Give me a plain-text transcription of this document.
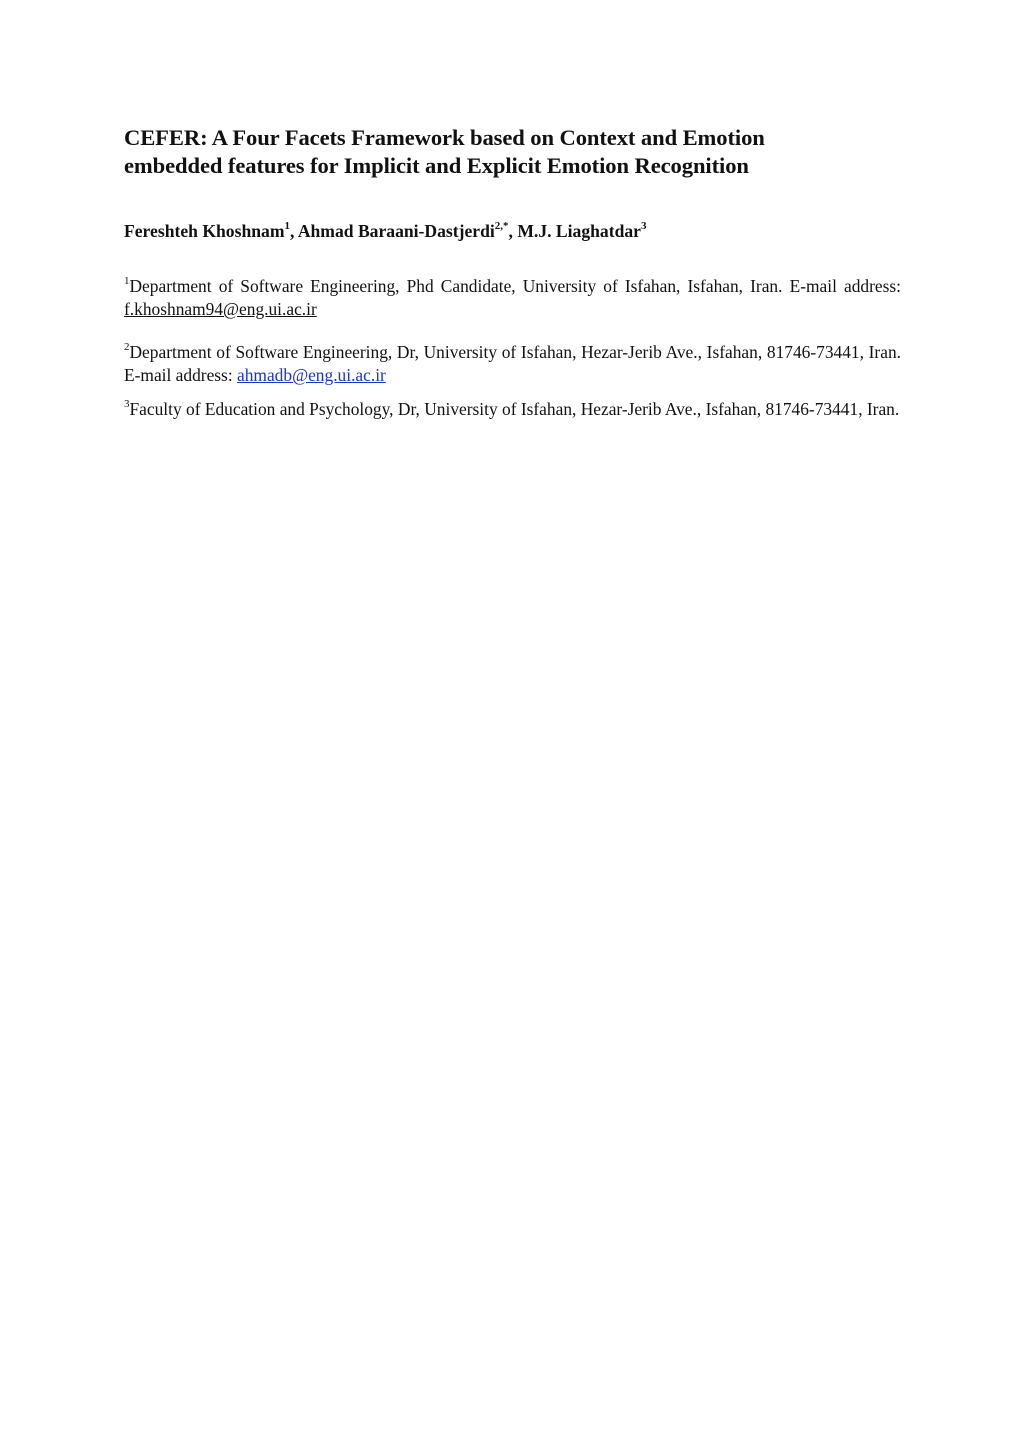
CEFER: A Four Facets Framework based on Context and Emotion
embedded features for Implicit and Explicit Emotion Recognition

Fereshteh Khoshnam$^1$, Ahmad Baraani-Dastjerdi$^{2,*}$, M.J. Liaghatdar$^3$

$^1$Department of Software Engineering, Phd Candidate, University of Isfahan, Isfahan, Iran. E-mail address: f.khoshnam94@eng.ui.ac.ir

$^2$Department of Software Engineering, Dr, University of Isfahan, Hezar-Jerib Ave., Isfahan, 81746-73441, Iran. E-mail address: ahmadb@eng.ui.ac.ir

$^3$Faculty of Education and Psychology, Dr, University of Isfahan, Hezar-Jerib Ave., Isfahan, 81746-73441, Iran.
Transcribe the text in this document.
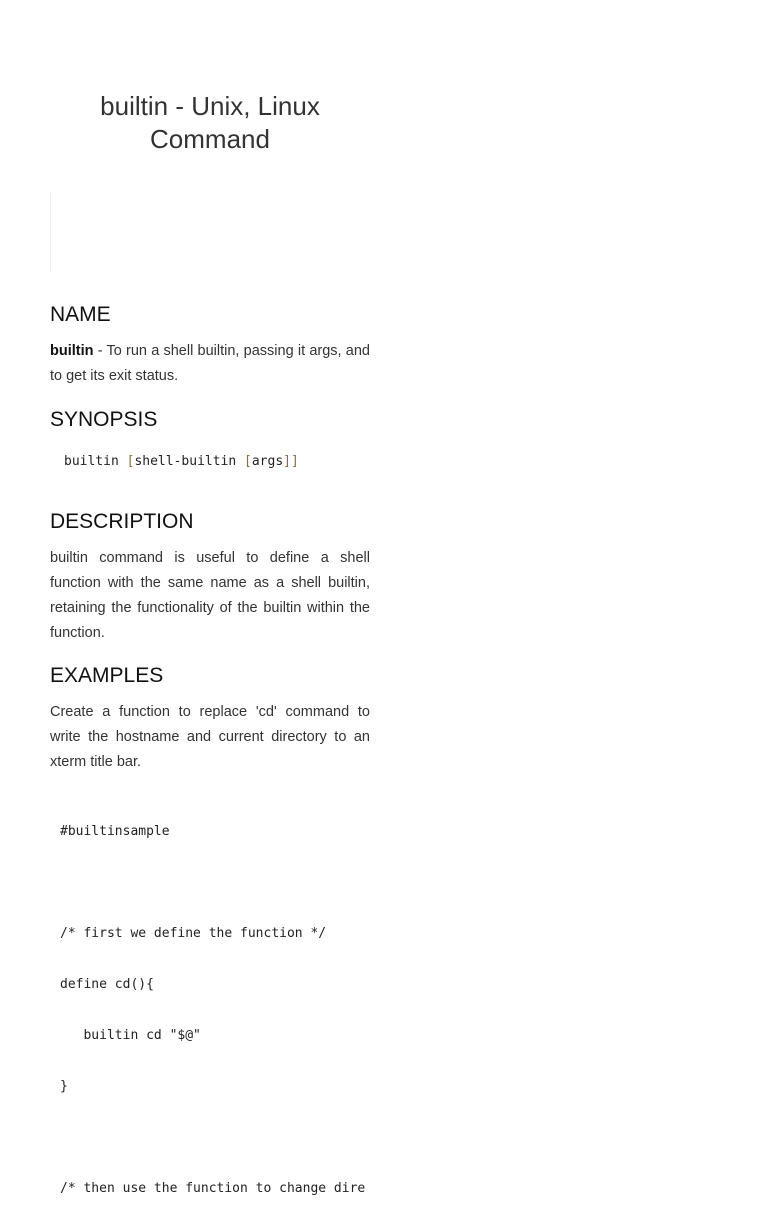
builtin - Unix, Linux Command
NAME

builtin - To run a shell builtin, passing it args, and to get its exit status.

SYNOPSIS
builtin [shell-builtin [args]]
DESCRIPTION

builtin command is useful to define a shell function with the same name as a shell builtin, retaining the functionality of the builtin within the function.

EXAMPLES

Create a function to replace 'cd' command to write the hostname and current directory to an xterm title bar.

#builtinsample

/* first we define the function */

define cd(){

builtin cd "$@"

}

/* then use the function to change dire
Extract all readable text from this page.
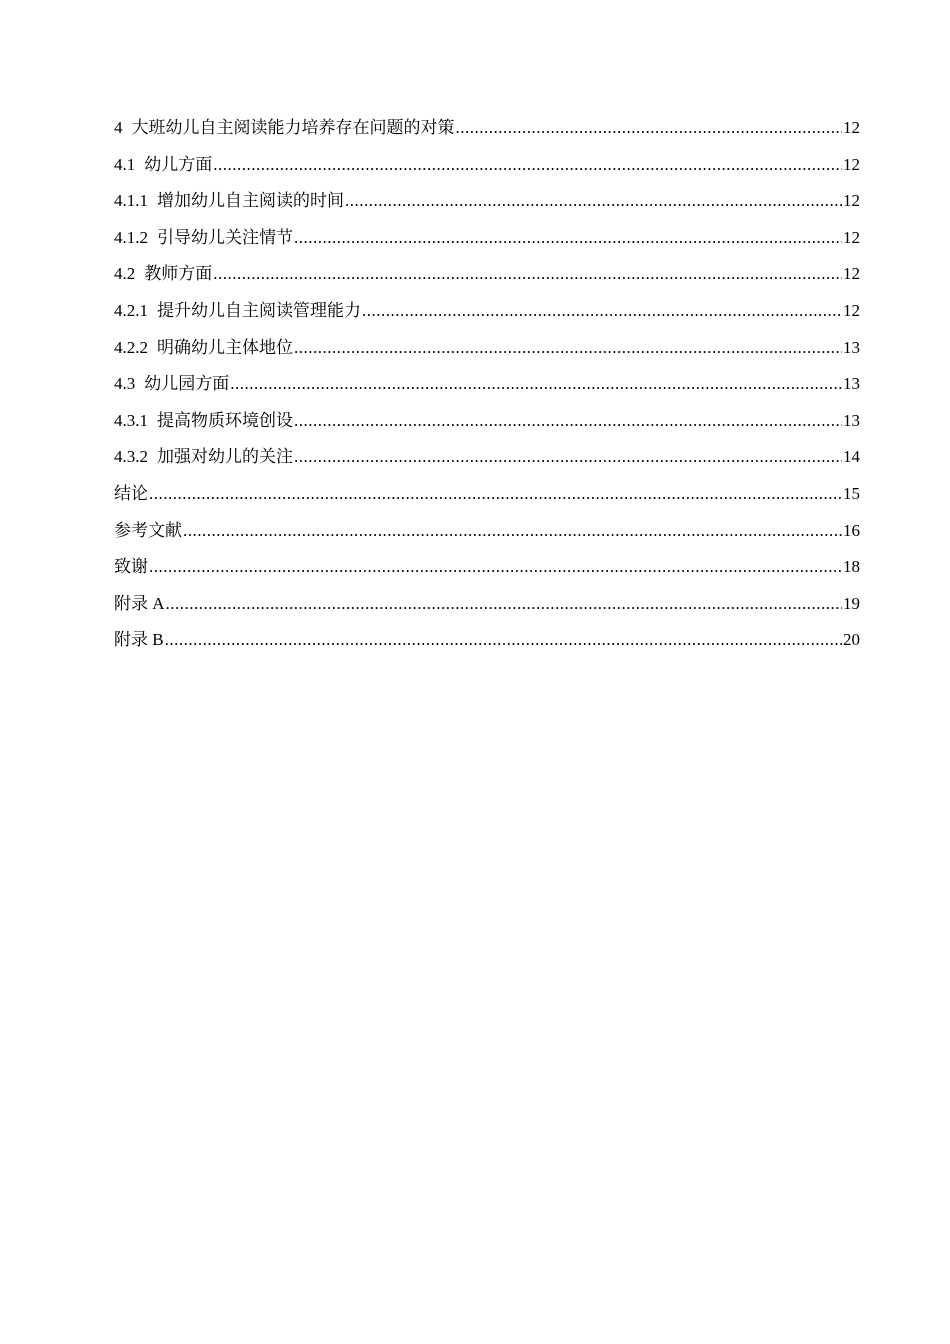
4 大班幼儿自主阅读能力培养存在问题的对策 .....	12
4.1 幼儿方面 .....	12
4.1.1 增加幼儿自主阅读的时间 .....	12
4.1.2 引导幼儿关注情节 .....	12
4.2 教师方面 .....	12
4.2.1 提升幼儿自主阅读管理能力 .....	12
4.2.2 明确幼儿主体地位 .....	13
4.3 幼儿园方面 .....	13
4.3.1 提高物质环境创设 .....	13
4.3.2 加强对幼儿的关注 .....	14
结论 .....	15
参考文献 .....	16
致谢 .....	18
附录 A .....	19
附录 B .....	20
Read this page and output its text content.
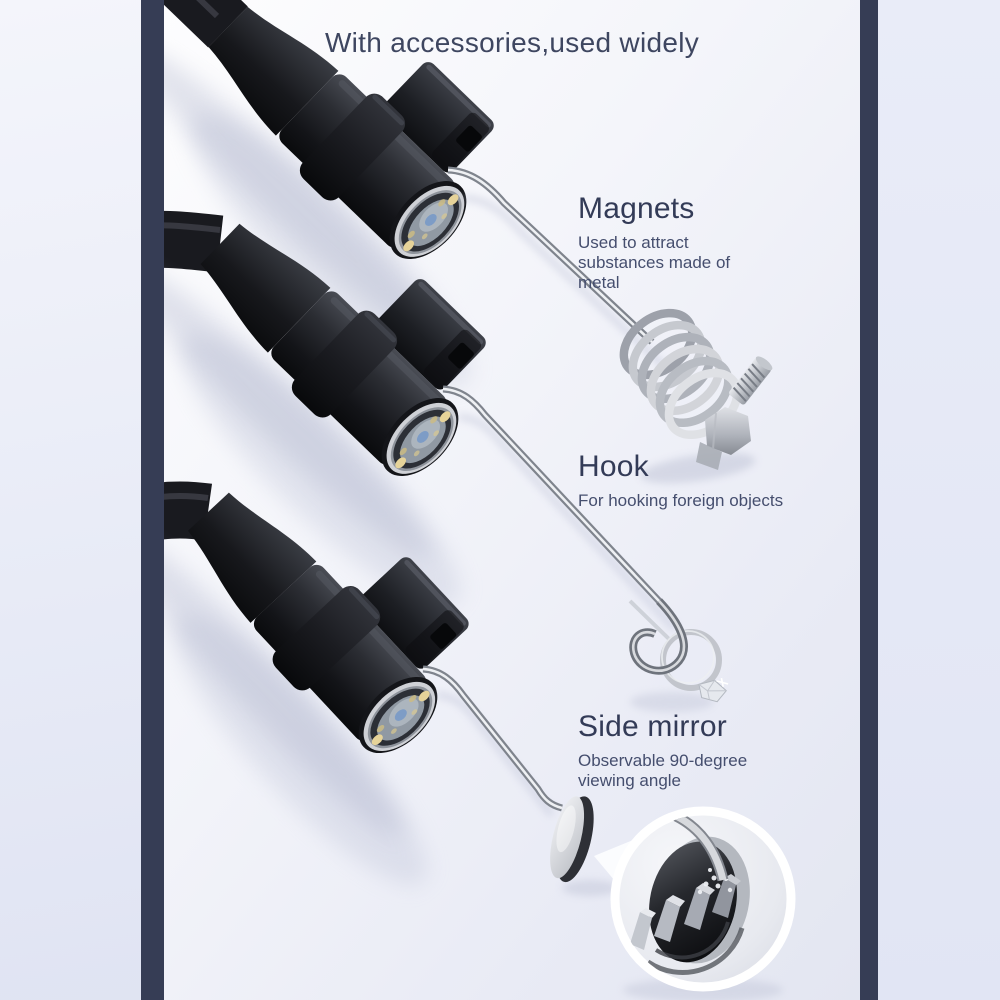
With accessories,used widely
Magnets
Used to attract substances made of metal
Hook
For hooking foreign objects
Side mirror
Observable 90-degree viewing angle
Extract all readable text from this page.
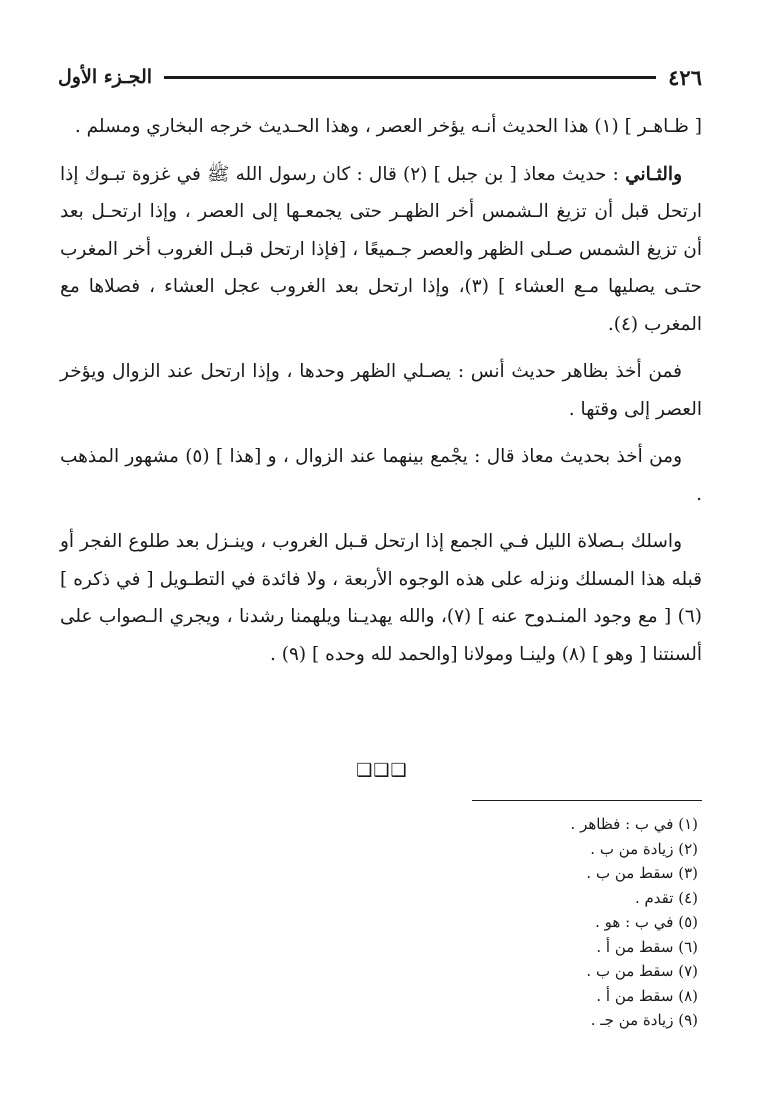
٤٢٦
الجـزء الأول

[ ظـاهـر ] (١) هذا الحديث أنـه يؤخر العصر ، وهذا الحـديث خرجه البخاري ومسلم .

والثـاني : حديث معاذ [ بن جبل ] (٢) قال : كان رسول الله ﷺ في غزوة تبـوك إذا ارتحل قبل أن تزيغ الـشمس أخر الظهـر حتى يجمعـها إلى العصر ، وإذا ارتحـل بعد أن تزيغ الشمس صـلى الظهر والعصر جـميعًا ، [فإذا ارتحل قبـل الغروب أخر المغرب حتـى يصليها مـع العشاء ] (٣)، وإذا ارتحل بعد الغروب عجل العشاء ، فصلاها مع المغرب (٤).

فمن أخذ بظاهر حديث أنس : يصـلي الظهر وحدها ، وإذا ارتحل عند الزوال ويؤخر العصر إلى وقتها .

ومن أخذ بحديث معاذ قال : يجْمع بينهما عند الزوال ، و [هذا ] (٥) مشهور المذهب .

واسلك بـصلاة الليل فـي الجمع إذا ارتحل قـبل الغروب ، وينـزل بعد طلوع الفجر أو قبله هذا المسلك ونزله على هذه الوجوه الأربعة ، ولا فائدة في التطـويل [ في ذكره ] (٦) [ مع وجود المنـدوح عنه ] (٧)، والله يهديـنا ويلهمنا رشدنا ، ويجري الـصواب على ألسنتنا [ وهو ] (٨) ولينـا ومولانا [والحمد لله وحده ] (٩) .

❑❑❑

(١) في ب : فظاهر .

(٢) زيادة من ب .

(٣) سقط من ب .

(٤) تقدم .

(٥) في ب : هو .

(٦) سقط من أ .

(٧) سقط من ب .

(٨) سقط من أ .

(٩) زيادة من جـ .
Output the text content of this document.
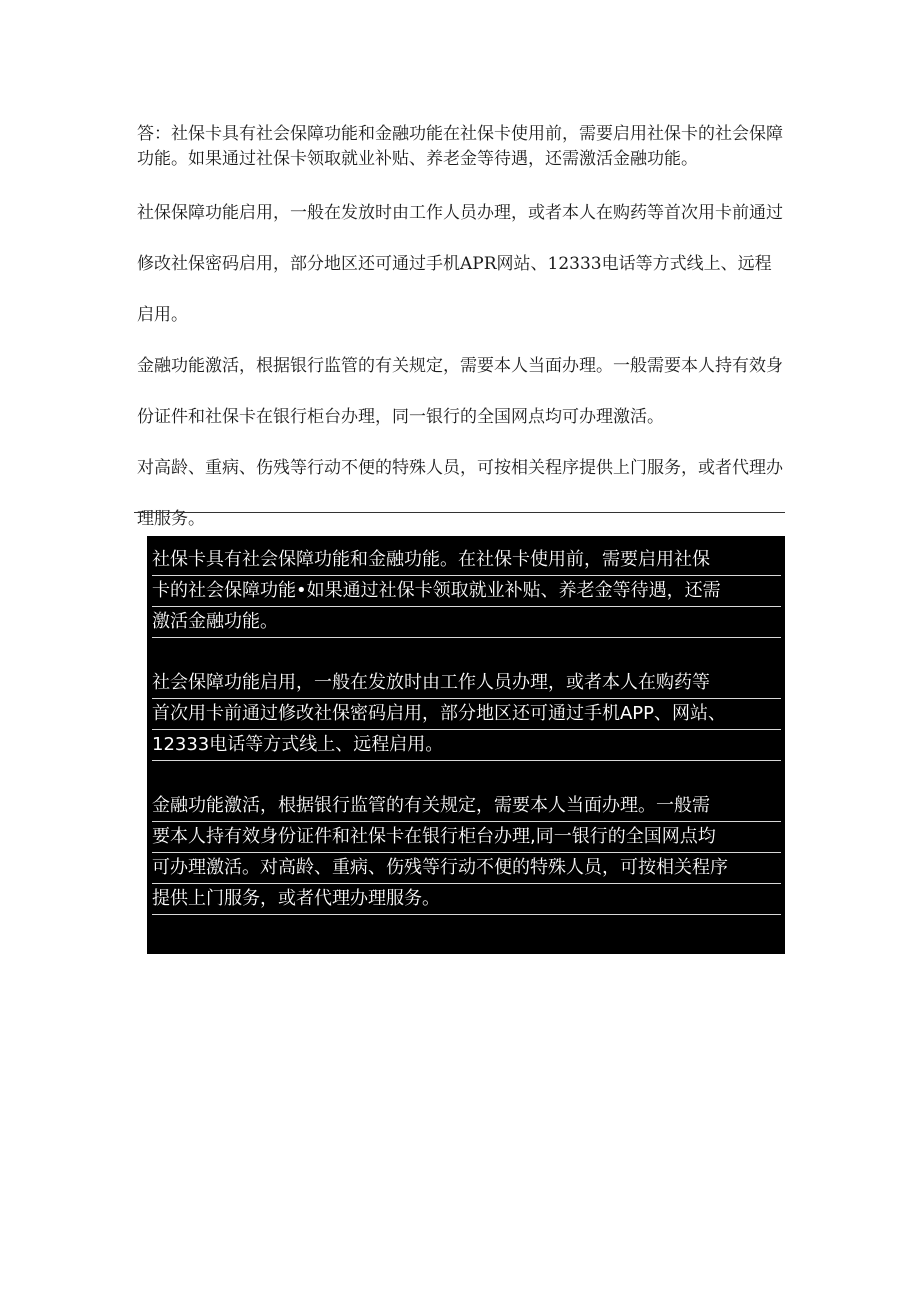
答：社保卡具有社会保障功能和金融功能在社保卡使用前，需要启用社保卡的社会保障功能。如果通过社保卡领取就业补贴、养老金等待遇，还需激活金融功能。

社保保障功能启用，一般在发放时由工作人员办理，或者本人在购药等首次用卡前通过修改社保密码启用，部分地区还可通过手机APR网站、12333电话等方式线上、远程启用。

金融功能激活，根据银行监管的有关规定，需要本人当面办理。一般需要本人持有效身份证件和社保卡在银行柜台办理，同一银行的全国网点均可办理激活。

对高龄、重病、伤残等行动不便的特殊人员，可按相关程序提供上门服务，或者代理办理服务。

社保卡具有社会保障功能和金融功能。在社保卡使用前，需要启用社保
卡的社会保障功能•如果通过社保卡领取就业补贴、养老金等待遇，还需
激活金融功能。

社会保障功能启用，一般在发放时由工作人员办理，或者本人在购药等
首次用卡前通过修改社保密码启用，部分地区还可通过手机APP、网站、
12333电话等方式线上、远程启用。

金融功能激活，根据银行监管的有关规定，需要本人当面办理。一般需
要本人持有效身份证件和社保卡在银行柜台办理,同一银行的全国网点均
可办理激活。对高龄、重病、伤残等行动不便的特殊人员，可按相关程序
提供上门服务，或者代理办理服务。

◆ **Goal**
Omit all pictures and write out, exactly, only the lines from the line containing "Output the text content of this document." through the last line of the entries above.

◆ **Answer for the task**
Output the text content of this document.
答：社保卡具有社会保障功能和金融功能在社保卡使用前，需要启用社保卡的社会保障功能。如果通过社保卡领取就业补贴、养老金等待遇，还需激活金融功能。

社保保障功能启用，一般在发放时由工作人员办理，或者本人在购药等首次用卡前通过修改社保密码启用，部分地区还可通过手机APR网站、12333电话等方式线上、远程启用。

金融功能激活，根据银行监管的有关规定，需要本人当面办理。一般需要本人持有效身份证件和社保卡在银行柜台办理，同一银行的全国网点均可办理激活。

对高龄、重病、伤残等行动不便的特殊人员，可按相关程序提供上门服务，或者代理办理服务。

社保卡具有社会保障功能和金融功能。在社保卡使用前，需要启用社保
卡的社会保障功能•如果通过社保卡领取就业补贴、养老金等待遇，还需
激活金融功能。

社会保障功能启用，一般在发放时由工作人员办理，或者本人在购药等
首次用卡前通过修改社保密码启用，部分地区还可通过手机APP、网站、
12333电话等方式线上、远程启用。

金融功能激活，根据银行监管的有关规定，需要本人当面办理。一般需
要本人持有效身份证件和社保卡在银行柜台办理,同一银行的全国网点均
可办理激活。对高龄、重病、伤残等行动不便的特殊人员，可按相关程序
提供上门服务，或者代理办理服务。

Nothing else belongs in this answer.